- What is required
Pictures stay out of the copy; set down each line of the listing below exactly.
►
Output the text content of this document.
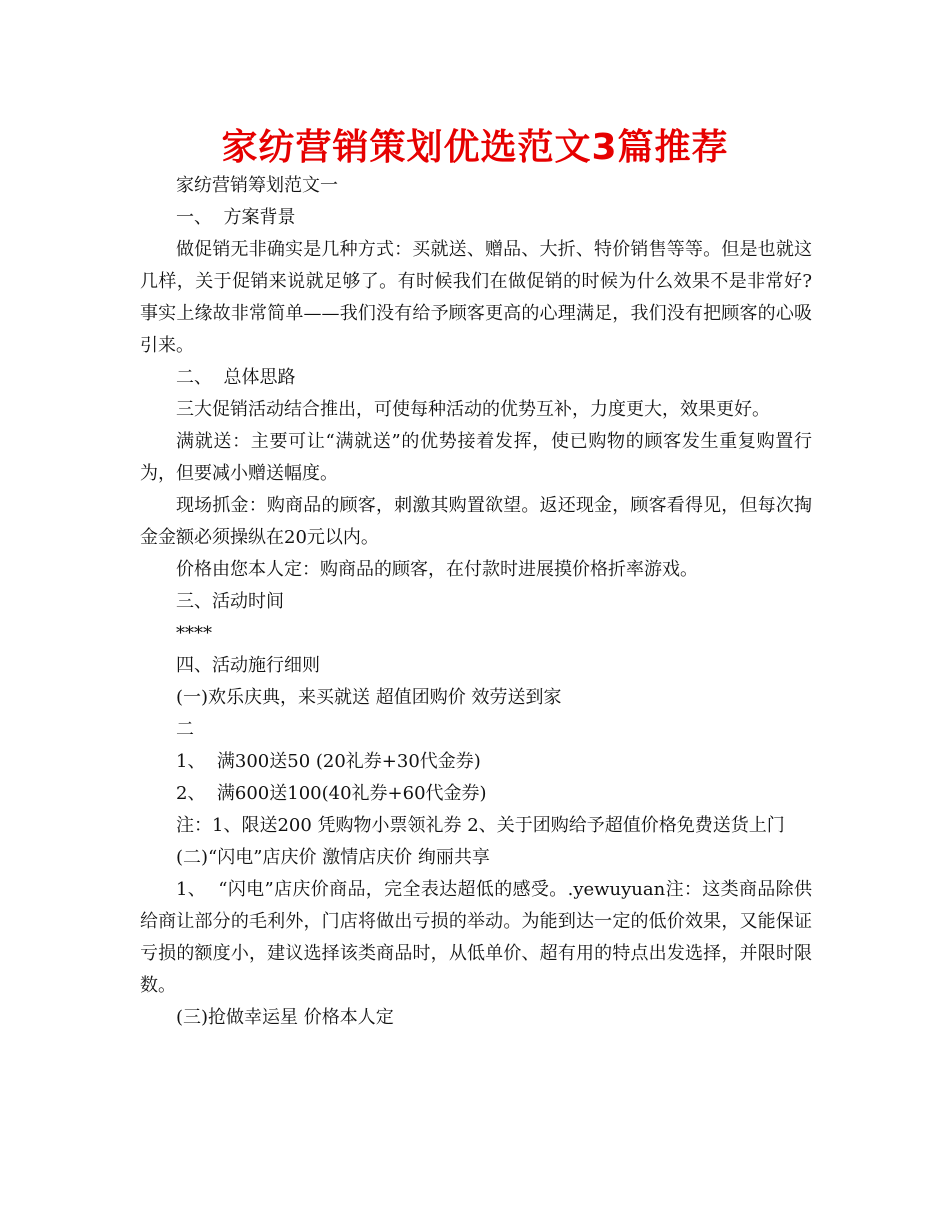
家纺营销策划优选范文3篇推荐

家纺营销筹划范文一

一、  方案背景

做促销无非确实是几种方式：买就送、赠品、大折、特价销售等等。但是也就这几样，关于促销来说就足够了。有时候我们在做促销的时候为什么效果不是非常好?事实上缘故非常简单——我们没有给予顾客更高的心理满足，我们没有把顾客的心吸引来。

二、  总体思路

三大促销活动结合推出，可使每种活动的优势互补，力度更大，效果更好。

满就送：主要可让“满就送”的优势接着发挥，使已购物的顾客发生重复购置行为，但要减小赠送幅度。

现场抓金：购商品的顾客，刺激其购置欲望。返还现金，顾客看得见，但每次掏金金额必须操纵在20元以内。

价格由您本人定：购商品的顾客，在付款时进展摸价格折率游戏。

三、活动时间

****

四、活动施行细则

(一)欢乐庆典，来买就送 超值团购价 效劳送到家

二

1、  满300送50 (20礼券+30代金券)

2、  满600送100(40礼券+60代金券)

注：1、限送200 凭购物小票领礼券 2、关于团购给予超值价格免费送货上门

(二)“闪电”店庆价 激情店庆价 绚丽共享

1、  “闪电”店庆价商品，完全表达超低的感受。.yewuyuan注：这类商品除供给商让部分的毛利外，门店将做出亏损的举动。为能到达一定的低价效果，又能保证亏损的额度小，建议选择该类商品时，从低单价、超有用的特点出发选择，并限时限数。

(三)抢做幸运星 价格本人定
◄
- Completed task
Output the text content of this document.
家纺营销策划优选范文3篇推荐

家纺营销筹划范文一

一、  方案背景

做促销无非确实是几种方式：买就送、赠品、大折、特价销售等等。但是也就这几样，关于促销来说就足够了。有时候我们在做促销的时候为什么效果不是非常好?事实上缘故非常简单——我们没有给予顾客更高的心理满足，我们没有把顾客的心吸引来。

二、  总体思路

三大促销活动结合推出，可使每种活动的优势互补，力度更大，效果更好。

满就送：主要可让“满就送”的优势接着发挥，使已购物的顾客发生重复购置行为，但要减小赠送幅度。

现场抓金：购商品的顾客，刺激其购置欲望。返还现金，顾客看得见，但每次掏金金额必须操纵在20元以内。

价格由您本人定：购商品的顾客，在付款时进展摸价格折率游戏。

三、活动时间

****

四、活动施行细则

(一)欢乐庆典，来买就送 超值团购价 效劳送到家

二

1、  满300送50 (20礼券+30代金券)

2、  满600送100(40礼券+60代金券)

注：1、限送200 凭购物小票领礼券 2、关于团购给予超值价格免费送货上门

(二)“闪电”店庆价 激情店庆价 绚丽共享

1、  “闪电”店庆价商品，完全表达超低的感受。.yewuyuan注：这类商品除供给商让部分的毛利外，门店将做出亏损的举动。为能到达一定的低价效果，又能保证亏损的额度小，建议选择该类商品时，从低单价、超有用的特点出发选择，并限时限数。

(三)抢做幸运星 价格本人定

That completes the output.